Provided information:

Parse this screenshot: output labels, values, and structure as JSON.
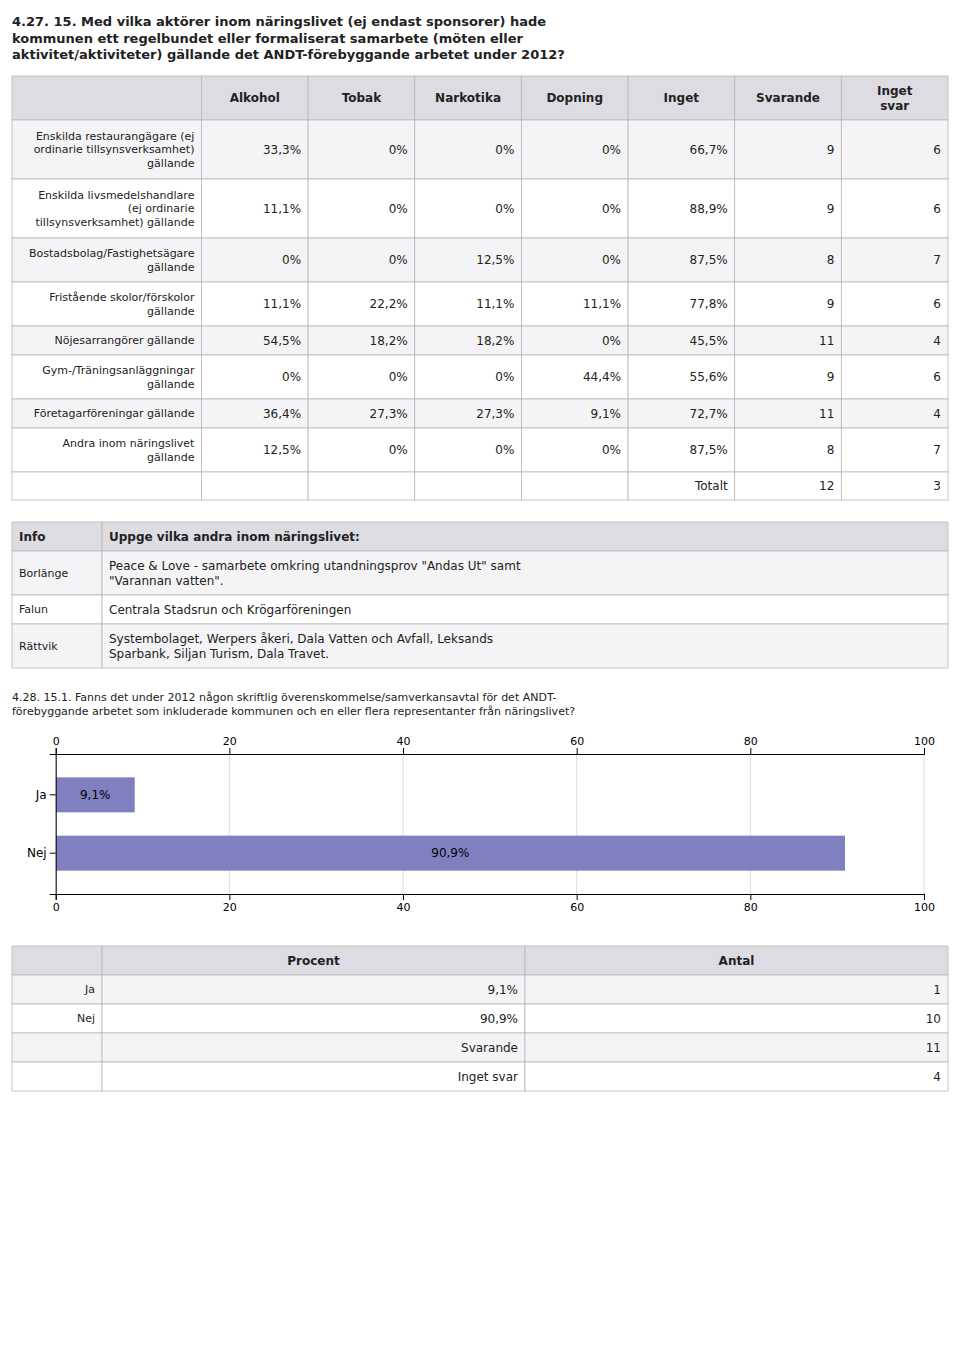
{
  "chart_data": [
    {
      "type": "table",
      "title": "4.27. 15. Med vilka aktörer inom näringslivet (ej endast sponsorer) hade\nkommunen ett regelbundet eller formaliserat samarbete (möten eller\naktivitet/aktiviteter) gällande det ANDT-förebyggande arbetet under 2012?",
      "columns": [
        "Alkohol",
        "Tobak",
        "Narkotika",
        "Dopning",
        "Inget",
        "Svarande",
        "Inget\nsvar"
      ],
      "rows": [
        {
          "label": "Enskilda restaurangägare (ej\nordinarie tillsynsverksamhet)\ngällande",
          "values": [
            "33,3%",
            "0%",
            "0%",
            "0%",
            "66,7%",
            "9",
            "6"
          ]
        },
        {
          "label": "Enskilda livsmedelshandlare\n(ej ordinarie\ntillsynsverksamhet) gällande",
          "values": [
            "11,1%",
            "0%",
            "0%",
            "0%",
            "88,9%",
            "9",
            "6"
          ]
        },
        {
          "label": "Bostadsbolag/Fastighetsägare\ngällande",
          "values": [
            "0%",
            "0%",
            "12,5%",
            "0%",
            "87,5%",
            "8",
            "7"
          ]
        },
        {
          "label": "Fristående skolor/förskolor\ngällande",
          "values": [
            "11,1%",
            "22,2%",
            "11,1%",
            "11,1%",
            "77,8%",
            "9",
            "6"
          ]
        },
        {
          "label": "Nöjesarrangörer gällande",
          "values": [
            "54,5%",
            "18,2%",
            "18,2%",
            "0%",
            "45,5%",
            "11",
            "4"
          ]
        },
        {
          "label": "Gym-/Träningsanläggningar\ngällande",
          "values": [
            "0%",
            "0%",
            "0%",
            "44,4%",
            "55,6%",
            "9",
            "6"
          ]
        },
        {
          "label": "Företagarföreningar gällande",
          "values": [
            "36,4%",
            "27,3%",
            "27,3%",
            "9,1%",
            "72,7%",
            "11",
            "4"
          ]
        },
        {
          "label": "Andra inom näringslivet\ngällande",
          "values": [
            "12,5%",
            "0%",
            "0%",
            "0%",
            "87,5%",
            "8",
            "7"
          ]
        }
      ],
      "total": {
        "label": "Totalt",
        "values": [
          "12",
          "3"
        ]
      }
    },
    {
      "type": "table",
      "columns": [
        "Info",
        "Uppge vilka andra inom näringslivet:"
      ],
      "rows": [
        {
          "label": "Borlänge",
          "values": [
            "Peace & Love - samarbete omkring utandningsprov \"Andas Ut\" samt\n\"Varannan vatten\"."
          ]
        },
        {
          "label": "Falun",
          "values": [
            "Centrala Stadsrun och Krögarföreningen"
          ]
        },
        {
          "label": "Rättvik",
          "values": [
            "Systembolaget, Werpers åkeri, Dala Vatten och Avfall, Leksands\nSparbank, Siljan Turism, Dala Travet."
          ]
        }
      ]
    },
    {
      "type": "bar",
      "orientation": "horizontal",
      "title": "4.28. 15.1. Fanns det under 2012 någon skriftlig överenskommelse/samverkansavtal för det ANDT-\nförebyggande arbetet som inkluderade kommunen och en eller flera representanter från näringslivet?",
      "categories": [
        "Ja",
        "Nej"
      ],
      "values": [
        9.1,
        90.9
      ],
      "value_labels": [
        "9,1%",
        "90,9%"
      ],
      "data_labels": true,
      "color": "#8080c0",
      "xlim": [
        0,
        100
      ],
      "xticks": [
        0,
        20,
        40,
        60,
        80,
        100
      ],
      "grid": true
    },
    {
      "type": "table",
      "columns": [
        "Procent",
        "Antal"
      ],
      "rows": [
        {
          "label": "Ja",
          "values": [
            "9,1%",
            "1"
          ]
        },
        {
          "label": "Nej",
          "values": [
            "90,9%",
            "10"
          ]
        },
        {
          "label": null,
          "values": [
            "Svarande",
            "11"
          ]
        },
        {
          "label": null,
          "values": [
            "Inget svar",
            "4"
          ]
        }
      ]
    }
  ]
}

Aim of the exercise:
Count every line of the records that holds "samarbete". State the number, nothing else.

Written solution:
2